*** PROVIDED RECORDS ***

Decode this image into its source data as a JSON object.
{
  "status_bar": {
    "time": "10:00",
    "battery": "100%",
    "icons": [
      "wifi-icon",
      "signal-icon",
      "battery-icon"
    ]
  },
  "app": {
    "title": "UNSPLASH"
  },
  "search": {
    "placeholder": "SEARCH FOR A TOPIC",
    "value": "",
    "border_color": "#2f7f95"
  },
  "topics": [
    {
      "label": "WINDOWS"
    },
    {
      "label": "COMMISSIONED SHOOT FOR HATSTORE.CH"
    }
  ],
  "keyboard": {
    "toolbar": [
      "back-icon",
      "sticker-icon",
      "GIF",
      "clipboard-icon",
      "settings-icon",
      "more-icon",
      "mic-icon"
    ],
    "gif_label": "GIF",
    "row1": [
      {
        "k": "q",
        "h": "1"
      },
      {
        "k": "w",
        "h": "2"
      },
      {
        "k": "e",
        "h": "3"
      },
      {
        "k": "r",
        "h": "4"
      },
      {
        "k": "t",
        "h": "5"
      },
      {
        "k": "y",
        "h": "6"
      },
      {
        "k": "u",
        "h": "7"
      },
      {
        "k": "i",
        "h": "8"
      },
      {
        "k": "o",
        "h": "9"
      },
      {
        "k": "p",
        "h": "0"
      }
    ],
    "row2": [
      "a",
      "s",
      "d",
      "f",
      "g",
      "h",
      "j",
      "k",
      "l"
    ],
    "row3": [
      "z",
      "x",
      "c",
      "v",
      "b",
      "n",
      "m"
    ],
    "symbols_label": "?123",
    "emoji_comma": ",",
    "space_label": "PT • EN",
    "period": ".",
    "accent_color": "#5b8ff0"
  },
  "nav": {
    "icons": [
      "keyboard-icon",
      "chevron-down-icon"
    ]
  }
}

***

◆ **GOAL**: Return the listing above in full, character for character.

◆ **SOLVED EXERCISE**:
Decode this image into its source data as a JSON object.
{
  "status_bar": {
    "time": "10:00",
    "battery": "100%",
    "icons": [
      "wifi-icon",
      "signal-icon",
      "battery-icon"
    ]
  },
  "app": {
    "title": "UNSPLASH"
  },
  "search": {
    "placeholder": "SEARCH FOR A TOPIC",
    "value": "",
    "border_color": "#2f7f95"
  },
  "topics": [
    {
      "label": "WINDOWS"
    },
    {
      "label": "COMMISSIONED SHOOT FOR HATSTORE.CH"
    }
  ],
  "keyboard": {
    "toolbar": [
      "back-icon",
      "sticker-icon",
      "GIF",
      "clipboard-icon",
      "settings-icon",
      "more-icon",
      "mic-icon"
    ],
    "gif_label": "GIF",
    "row1": [
      {
        "k": "q",
        "h": "1"
      },
      {
        "k": "w",
        "h": "2"
      },
      {
        "k": "e",
        "h": "3"
      },
      {
        "k": "r",
        "h": "4"
      },
      {
        "k": "t",
        "h": "5"
      },
      {
        "k": "y",
        "h": "6"
      },
      {
        "k": "u",
        "h": "7"
      },
      {
        "k": "i",
        "h": "8"
      },
      {
        "k": "o",
        "h": "9"
      },
      {
        "k": "p",
        "h": "0"
      }
    ],
    "row2": [
      "a",
      "s",
      "d",
      "f",
      "g",
      "h",
      "j",
      "k",
      "l"
    ],
    "row3": [
      "z",
      "x",
      "c",
      "v",
      "b",
      "n",
      "m"
    ],
    "symbols_label": "?123",
    "emoji_comma": ",",
    "space_label": "PT • EN",
    "period": ".",
    "accent_color": "#5b8ff0"
  },
  "nav": {
    "icons": [
      "keyboard-icon",
      "chevron-down-icon"
    ]
  }
}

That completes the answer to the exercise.